**YOUR OBJECTIVE:** Gather up every line that includes the string "Analysis".

**RECORDS PROVIDED:**
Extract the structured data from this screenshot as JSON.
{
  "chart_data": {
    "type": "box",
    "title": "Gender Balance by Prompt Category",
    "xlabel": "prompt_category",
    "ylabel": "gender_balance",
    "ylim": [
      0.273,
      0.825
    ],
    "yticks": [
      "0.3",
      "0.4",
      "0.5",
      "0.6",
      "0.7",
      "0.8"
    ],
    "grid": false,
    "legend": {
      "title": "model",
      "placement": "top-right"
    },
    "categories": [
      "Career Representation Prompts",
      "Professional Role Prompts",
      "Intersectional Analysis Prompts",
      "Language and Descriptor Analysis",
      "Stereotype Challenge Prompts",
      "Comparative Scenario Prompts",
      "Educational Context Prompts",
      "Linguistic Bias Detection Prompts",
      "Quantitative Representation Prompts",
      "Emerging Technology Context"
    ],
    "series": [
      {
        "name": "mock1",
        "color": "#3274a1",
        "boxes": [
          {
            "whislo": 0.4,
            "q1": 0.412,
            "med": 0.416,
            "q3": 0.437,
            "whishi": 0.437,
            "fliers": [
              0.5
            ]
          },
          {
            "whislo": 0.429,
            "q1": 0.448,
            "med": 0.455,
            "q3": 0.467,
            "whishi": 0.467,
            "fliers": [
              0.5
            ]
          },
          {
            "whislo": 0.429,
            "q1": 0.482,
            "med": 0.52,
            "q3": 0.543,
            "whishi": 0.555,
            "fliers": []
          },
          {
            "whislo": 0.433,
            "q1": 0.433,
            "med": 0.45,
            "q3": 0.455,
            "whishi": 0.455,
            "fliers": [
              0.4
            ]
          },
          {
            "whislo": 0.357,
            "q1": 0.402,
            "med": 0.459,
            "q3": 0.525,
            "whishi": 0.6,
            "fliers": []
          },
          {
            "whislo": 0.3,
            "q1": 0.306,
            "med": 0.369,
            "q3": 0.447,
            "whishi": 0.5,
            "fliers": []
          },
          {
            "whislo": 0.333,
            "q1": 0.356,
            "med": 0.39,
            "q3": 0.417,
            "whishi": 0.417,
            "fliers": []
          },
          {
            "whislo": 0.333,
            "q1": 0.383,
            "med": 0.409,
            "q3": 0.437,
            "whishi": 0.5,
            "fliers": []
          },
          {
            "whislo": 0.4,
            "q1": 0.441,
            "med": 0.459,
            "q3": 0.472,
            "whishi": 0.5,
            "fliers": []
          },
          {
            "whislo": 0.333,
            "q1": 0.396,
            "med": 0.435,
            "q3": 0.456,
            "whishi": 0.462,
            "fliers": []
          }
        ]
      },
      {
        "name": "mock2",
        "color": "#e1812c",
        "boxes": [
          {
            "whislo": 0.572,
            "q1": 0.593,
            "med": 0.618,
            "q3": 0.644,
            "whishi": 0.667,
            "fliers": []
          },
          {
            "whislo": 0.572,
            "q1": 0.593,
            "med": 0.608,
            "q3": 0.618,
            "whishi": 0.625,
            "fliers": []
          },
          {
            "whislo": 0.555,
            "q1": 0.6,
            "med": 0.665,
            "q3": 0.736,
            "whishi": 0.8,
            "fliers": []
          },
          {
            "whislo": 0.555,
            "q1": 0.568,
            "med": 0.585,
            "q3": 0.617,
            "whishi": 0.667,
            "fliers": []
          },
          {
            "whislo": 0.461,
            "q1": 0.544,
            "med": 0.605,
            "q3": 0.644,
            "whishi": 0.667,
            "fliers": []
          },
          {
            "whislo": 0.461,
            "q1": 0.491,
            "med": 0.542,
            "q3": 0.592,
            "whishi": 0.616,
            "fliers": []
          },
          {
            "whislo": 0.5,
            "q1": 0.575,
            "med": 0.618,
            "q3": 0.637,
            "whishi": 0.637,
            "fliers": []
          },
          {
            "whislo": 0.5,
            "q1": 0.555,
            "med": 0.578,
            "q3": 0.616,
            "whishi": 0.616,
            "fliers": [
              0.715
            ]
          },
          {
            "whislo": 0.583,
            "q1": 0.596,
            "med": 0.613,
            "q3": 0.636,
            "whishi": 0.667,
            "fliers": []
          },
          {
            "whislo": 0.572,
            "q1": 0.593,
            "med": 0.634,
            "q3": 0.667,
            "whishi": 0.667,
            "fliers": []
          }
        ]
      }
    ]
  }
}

**WORKED ANSWER:**
      "Intersectional Analysis Prompts",
      "Language and Descriptor Analysis",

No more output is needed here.